=== Section Start ===
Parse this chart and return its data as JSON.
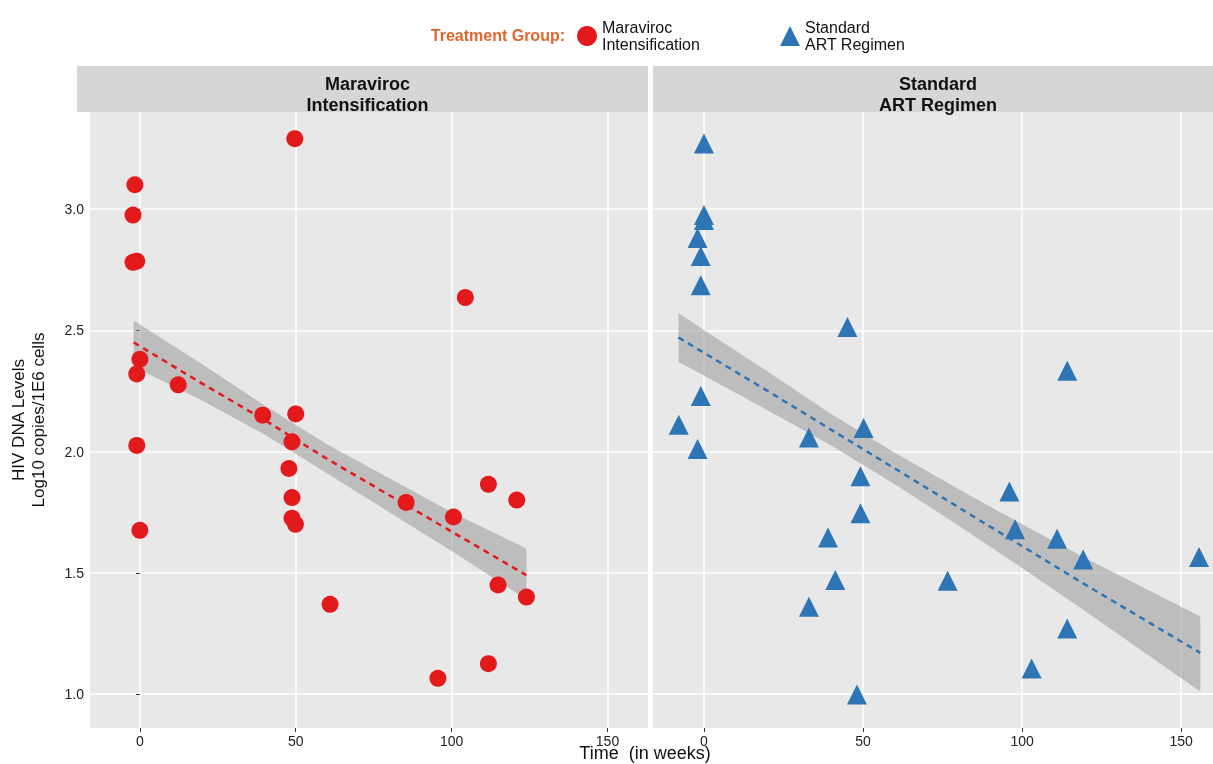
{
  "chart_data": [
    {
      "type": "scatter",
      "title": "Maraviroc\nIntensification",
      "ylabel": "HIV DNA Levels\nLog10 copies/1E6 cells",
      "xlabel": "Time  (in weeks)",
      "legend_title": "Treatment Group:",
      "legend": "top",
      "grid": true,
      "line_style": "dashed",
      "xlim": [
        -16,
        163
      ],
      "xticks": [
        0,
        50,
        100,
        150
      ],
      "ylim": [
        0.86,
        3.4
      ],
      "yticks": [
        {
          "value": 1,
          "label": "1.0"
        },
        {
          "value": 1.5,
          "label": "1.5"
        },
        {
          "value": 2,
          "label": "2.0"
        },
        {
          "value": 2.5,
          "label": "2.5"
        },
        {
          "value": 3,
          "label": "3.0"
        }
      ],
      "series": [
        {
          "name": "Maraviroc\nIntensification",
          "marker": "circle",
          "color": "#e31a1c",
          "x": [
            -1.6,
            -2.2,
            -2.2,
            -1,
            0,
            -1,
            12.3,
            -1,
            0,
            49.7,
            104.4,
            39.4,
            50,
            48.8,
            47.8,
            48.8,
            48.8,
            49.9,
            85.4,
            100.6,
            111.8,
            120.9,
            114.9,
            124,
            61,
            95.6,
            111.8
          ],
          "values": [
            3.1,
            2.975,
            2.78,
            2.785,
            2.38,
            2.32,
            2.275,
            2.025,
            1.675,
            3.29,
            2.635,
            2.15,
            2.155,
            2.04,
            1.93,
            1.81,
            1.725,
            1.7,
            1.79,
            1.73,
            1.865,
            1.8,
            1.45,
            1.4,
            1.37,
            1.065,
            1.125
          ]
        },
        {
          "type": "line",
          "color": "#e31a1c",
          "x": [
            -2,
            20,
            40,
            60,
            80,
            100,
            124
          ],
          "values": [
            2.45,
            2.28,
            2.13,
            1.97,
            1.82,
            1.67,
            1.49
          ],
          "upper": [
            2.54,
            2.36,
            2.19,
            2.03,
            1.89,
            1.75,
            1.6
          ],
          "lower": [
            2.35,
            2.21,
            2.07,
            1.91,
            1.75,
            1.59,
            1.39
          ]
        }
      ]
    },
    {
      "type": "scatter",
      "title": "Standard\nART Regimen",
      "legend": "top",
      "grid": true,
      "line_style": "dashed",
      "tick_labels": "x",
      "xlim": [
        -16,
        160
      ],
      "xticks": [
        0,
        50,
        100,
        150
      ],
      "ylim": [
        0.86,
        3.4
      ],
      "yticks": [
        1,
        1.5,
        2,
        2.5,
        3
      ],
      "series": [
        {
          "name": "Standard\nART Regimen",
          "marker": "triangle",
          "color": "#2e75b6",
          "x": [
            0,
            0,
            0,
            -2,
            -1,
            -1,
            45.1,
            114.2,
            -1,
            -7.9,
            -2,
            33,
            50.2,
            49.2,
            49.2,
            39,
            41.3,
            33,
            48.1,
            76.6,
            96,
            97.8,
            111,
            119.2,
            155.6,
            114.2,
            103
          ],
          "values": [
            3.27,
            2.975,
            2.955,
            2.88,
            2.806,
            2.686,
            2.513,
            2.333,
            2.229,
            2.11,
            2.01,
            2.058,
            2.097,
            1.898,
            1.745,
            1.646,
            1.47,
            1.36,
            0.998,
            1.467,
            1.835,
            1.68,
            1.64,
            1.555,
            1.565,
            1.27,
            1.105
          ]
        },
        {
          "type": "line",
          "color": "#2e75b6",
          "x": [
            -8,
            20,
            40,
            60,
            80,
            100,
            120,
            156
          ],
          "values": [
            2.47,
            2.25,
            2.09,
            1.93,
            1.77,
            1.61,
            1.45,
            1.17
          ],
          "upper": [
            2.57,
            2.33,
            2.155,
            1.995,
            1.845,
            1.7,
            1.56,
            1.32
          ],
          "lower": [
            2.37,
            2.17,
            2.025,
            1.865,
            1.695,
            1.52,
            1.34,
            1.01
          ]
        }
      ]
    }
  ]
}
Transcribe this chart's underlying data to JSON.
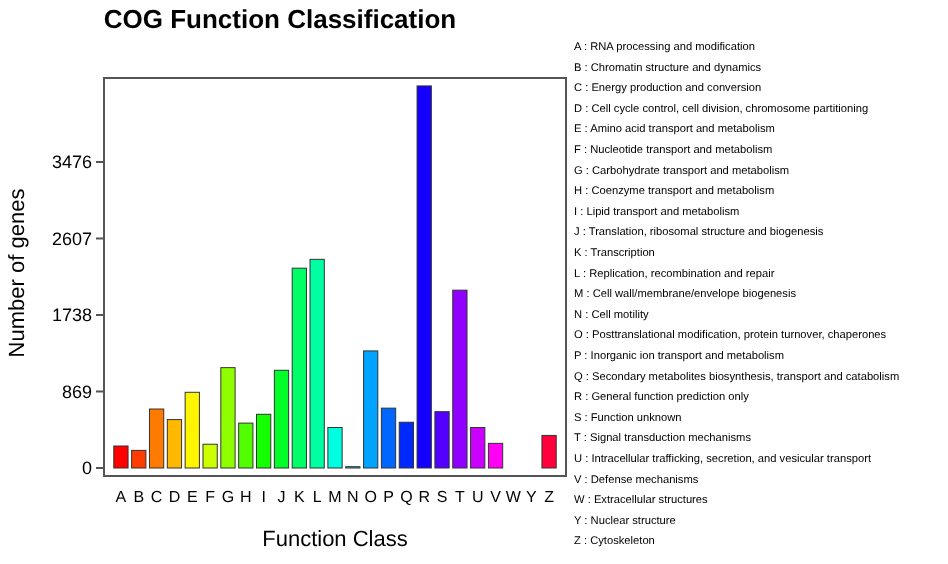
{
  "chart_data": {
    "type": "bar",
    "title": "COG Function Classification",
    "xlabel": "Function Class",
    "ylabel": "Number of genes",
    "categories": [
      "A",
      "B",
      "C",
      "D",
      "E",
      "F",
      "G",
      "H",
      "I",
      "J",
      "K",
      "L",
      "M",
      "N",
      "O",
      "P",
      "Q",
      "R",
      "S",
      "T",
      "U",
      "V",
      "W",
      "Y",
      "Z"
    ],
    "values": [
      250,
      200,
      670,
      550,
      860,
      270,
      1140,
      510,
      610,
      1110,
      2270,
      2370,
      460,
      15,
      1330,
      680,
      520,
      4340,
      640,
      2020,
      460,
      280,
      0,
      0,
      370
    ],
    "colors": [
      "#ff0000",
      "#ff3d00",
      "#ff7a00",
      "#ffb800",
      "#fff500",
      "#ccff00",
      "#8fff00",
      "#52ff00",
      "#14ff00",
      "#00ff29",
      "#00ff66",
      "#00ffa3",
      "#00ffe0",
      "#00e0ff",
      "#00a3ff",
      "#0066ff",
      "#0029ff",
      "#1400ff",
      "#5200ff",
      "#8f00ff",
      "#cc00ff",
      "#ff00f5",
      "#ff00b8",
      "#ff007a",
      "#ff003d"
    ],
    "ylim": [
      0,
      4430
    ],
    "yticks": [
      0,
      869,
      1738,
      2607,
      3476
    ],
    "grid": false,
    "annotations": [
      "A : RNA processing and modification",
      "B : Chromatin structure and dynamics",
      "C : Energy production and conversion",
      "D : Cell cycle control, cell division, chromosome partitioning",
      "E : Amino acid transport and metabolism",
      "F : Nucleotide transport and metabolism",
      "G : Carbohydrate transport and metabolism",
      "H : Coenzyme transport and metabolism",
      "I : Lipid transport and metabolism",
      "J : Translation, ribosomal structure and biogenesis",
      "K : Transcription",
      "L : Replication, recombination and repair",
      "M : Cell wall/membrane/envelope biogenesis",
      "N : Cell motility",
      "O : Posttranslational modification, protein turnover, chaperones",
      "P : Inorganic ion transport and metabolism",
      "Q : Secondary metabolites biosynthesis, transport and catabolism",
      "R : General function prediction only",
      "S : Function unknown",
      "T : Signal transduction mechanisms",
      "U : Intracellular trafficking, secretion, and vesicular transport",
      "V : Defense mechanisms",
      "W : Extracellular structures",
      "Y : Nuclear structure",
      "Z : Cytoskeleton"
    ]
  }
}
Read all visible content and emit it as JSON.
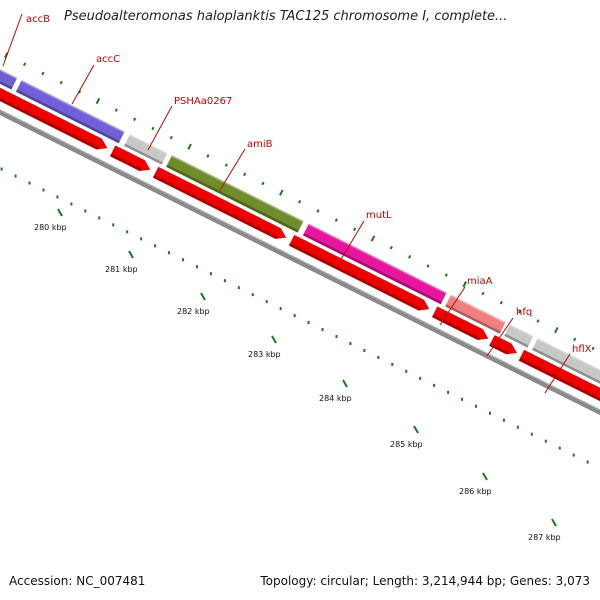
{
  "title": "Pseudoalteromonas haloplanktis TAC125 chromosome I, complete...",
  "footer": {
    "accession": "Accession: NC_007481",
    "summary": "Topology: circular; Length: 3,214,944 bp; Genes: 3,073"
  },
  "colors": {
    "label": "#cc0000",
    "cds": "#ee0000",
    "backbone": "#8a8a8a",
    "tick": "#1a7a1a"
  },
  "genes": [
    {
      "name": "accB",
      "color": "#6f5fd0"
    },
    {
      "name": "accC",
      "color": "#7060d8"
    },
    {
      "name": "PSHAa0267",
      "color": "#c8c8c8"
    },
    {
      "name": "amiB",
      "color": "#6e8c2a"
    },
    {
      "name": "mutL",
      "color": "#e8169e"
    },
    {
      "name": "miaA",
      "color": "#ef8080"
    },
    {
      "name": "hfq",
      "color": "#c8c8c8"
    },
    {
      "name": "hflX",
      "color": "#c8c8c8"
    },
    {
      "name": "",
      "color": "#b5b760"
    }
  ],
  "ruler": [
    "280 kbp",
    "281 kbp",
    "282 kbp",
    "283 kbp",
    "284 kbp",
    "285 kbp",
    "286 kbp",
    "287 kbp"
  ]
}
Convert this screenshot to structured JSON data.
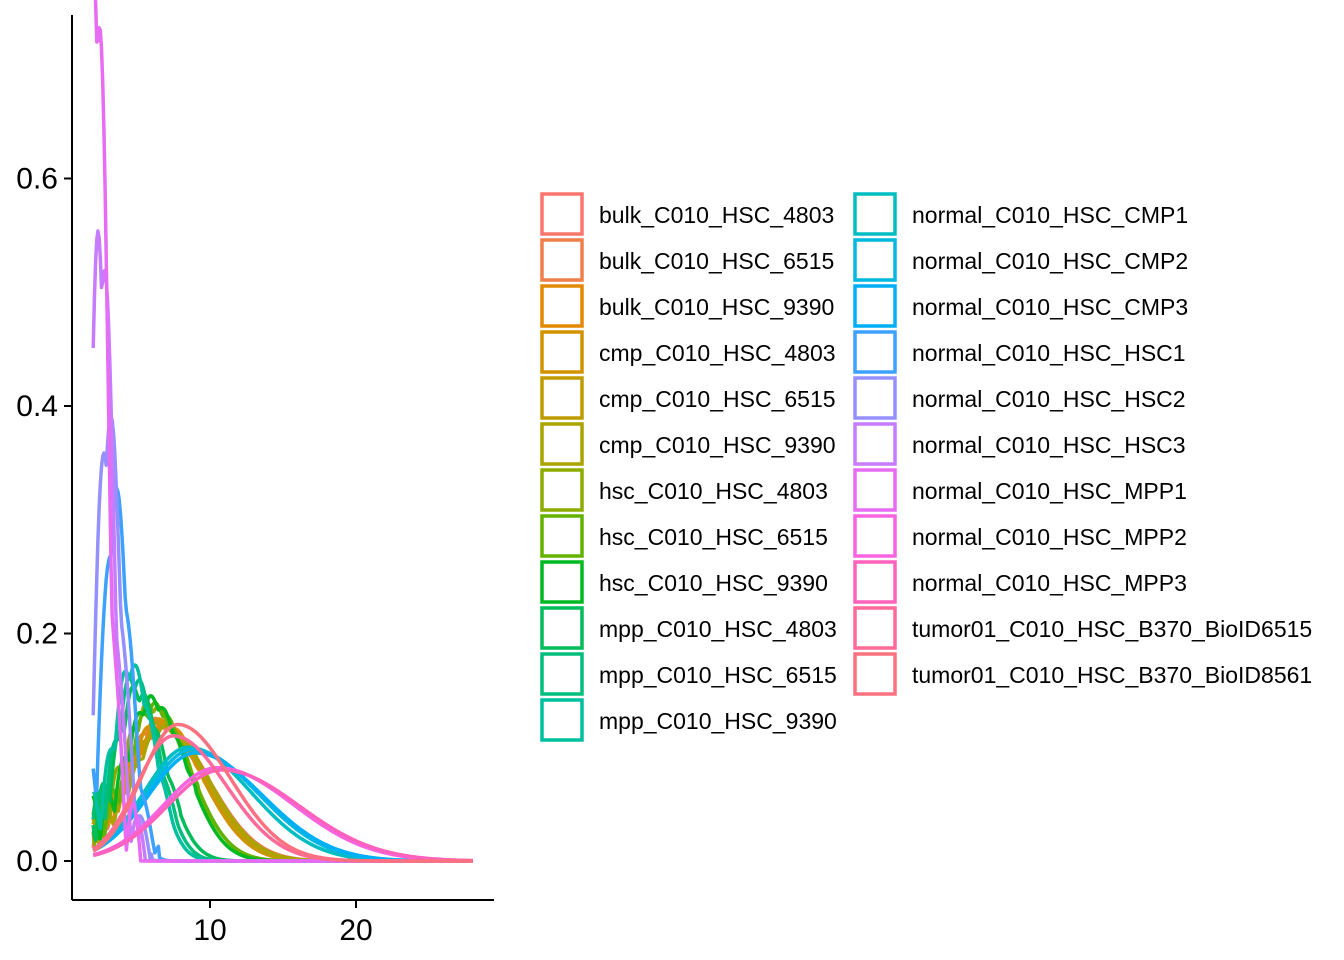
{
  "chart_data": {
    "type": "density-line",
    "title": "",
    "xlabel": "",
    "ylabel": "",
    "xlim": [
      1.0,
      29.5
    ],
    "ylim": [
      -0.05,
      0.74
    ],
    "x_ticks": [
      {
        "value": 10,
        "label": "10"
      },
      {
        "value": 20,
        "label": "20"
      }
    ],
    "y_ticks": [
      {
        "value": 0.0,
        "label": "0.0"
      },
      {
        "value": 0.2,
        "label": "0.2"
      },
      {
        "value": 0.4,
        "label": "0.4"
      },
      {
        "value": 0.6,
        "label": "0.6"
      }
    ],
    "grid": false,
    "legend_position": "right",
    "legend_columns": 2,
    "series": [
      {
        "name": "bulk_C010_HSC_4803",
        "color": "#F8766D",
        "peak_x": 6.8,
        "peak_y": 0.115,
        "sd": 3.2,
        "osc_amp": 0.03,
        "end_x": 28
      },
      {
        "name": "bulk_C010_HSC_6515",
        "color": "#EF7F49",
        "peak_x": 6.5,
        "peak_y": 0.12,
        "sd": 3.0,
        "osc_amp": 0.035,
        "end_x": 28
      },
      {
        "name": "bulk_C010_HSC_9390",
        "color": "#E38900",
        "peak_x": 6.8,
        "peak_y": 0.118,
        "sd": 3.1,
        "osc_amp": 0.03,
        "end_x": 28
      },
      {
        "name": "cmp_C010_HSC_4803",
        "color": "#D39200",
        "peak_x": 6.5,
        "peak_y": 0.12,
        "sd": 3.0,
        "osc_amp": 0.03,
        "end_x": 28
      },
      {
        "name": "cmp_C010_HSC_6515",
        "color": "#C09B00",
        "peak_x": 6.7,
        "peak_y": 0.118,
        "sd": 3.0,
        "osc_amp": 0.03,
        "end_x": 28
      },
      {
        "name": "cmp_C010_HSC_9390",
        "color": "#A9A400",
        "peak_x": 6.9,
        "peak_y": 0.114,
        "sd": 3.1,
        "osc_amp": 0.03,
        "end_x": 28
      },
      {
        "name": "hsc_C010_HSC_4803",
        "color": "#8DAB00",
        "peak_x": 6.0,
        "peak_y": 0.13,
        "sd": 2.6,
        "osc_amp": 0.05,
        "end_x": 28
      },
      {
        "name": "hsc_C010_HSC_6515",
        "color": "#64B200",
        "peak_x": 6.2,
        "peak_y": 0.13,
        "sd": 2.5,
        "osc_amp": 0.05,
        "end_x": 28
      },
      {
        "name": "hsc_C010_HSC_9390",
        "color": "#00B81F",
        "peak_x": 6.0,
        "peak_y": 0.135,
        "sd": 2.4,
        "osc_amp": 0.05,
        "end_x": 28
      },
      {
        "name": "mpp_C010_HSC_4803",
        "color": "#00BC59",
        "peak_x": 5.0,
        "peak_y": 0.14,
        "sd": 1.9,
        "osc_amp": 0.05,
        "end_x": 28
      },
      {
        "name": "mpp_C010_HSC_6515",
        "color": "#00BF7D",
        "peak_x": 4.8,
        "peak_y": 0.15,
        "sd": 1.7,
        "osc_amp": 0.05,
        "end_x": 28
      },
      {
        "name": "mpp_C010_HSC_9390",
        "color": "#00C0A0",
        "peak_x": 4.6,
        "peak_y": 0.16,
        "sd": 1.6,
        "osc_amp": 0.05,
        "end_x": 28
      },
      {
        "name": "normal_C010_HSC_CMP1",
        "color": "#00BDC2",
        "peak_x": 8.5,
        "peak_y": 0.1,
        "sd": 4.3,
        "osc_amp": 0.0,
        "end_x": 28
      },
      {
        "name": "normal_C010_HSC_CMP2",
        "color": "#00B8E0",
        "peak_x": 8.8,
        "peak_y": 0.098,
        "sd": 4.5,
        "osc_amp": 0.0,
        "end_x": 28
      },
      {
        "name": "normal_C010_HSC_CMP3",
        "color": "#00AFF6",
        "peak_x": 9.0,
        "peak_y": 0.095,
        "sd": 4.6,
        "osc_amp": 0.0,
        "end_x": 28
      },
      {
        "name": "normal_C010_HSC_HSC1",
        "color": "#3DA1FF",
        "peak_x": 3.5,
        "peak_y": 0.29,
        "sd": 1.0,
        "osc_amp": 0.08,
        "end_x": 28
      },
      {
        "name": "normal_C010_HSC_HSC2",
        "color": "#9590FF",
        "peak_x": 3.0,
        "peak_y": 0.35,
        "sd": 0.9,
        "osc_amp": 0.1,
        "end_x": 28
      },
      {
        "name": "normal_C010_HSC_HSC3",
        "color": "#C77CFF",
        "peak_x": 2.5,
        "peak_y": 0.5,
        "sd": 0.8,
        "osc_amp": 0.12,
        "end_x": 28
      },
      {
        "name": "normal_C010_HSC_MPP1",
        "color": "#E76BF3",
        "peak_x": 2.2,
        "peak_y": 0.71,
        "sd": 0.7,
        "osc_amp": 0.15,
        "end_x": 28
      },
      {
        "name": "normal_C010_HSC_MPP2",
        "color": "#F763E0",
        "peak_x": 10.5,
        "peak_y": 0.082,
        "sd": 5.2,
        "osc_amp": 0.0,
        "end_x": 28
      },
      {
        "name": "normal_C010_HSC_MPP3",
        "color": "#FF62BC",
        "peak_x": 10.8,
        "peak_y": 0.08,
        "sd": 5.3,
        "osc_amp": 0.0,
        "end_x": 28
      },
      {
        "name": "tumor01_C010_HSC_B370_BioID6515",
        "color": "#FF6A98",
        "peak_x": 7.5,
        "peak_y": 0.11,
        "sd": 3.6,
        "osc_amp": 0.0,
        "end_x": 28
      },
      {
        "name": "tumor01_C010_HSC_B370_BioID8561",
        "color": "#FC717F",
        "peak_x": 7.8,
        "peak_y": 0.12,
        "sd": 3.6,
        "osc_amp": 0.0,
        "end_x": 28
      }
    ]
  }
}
=== Section End ===
- PROBLEM
Copy every line of the data where "modification" is found.

- SOLUTION
      "A : RNA processing and modification",
      "O : Posttranslational modification, protein turnover, chaperones",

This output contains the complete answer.